(Stored dataset items)
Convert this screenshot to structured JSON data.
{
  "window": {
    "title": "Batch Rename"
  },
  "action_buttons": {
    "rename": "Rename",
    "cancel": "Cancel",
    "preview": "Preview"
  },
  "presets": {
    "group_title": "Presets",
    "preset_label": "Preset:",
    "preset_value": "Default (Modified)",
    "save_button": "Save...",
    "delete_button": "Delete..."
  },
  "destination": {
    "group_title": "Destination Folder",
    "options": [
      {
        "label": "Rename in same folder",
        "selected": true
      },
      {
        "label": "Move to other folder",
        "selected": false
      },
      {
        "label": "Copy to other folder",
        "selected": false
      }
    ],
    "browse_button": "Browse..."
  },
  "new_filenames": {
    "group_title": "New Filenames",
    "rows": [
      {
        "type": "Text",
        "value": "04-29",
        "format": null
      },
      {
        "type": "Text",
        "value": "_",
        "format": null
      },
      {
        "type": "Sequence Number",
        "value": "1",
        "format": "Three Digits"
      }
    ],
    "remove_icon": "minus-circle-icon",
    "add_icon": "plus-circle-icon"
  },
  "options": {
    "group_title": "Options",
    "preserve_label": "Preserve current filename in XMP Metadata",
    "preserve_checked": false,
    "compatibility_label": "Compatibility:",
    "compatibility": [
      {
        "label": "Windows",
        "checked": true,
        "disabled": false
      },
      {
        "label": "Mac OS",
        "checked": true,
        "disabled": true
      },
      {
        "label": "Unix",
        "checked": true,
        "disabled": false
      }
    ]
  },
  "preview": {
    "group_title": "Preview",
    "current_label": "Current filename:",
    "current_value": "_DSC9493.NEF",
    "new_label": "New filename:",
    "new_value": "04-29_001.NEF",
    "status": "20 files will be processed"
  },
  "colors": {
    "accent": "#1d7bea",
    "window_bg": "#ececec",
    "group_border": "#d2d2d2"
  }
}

* _GIVEN PROBLEM_
Return the listing above in its exact form.

* _SOLUTION TO THIS EXERCISE_
Convert this screenshot to structured JSON data.
{
  "window": {
    "title": "Batch Rename"
  },
  "action_buttons": {
    "rename": "Rename",
    "cancel": "Cancel",
    "preview": "Preview"
  },
  "presets": {
    "group_title": "Presets",
    "preset_label": "Preset:",
    "preset_value": "Default (Modified)",
    "save_button": "Save...",
    "delete_button": "Delete..."
  },
  "destination": {
    "group_title": "Destination Folder",
    "options": [
      {
        "label": "Rename in same folder",
        "selected": true
      },
      {
        "label": "Move to other folder",
        "selected": false
      },
      {
        "label": "Copy to other folder",
        "selected": false
      }
    ],
    "browse_button": "Browse..."
  },
  "new_filenames": {
    "group_title": "New Filenames",
    "rows": [
      {
        "type": "Text",
        "value": "04-29",
        "format": null
      },
      {
        "type": "Text",
        "value": "_",
        "format": null
      },
      {
        "type": "Sequence Number",
        "value": "1",
        "format": "Three Digits"
      }
    ],
    "remove_icon": "minus-circle-icon",
    "add_icon": "plus-circle-icon"
  },
  "options": {
    "group_title": "Options",
    "preserve_label": "Preserve current filename in XMP Metadata",
    "preserve_checked": false,
    "compatibility_label": "Compatibility:",
    "compatibility": [
      {
        "label": "Windows",
        "checked": true,
        "disabled": false
      },
      {
        "label": "Mac OS",
        "checked": true,
        "disabled": true
      },
      {
        "label": "Unix",
        "checked": true,
        "disabled": false
      }
    ]
  },
  "preview": {
    "group_title": "Preview",
    "current_label": "Current filename:",
    "current_value": "_DSC9493.NEF",
    "new_label": "New filename:",
    "new_value": "04-29_001.NEF",
    "status": "20 files will be processed"
  },
  "colors": {
    "accent": "#1d7bea",
    "window_bg": "#ececec",
    "group_border": "#d2d2d2"
  }
}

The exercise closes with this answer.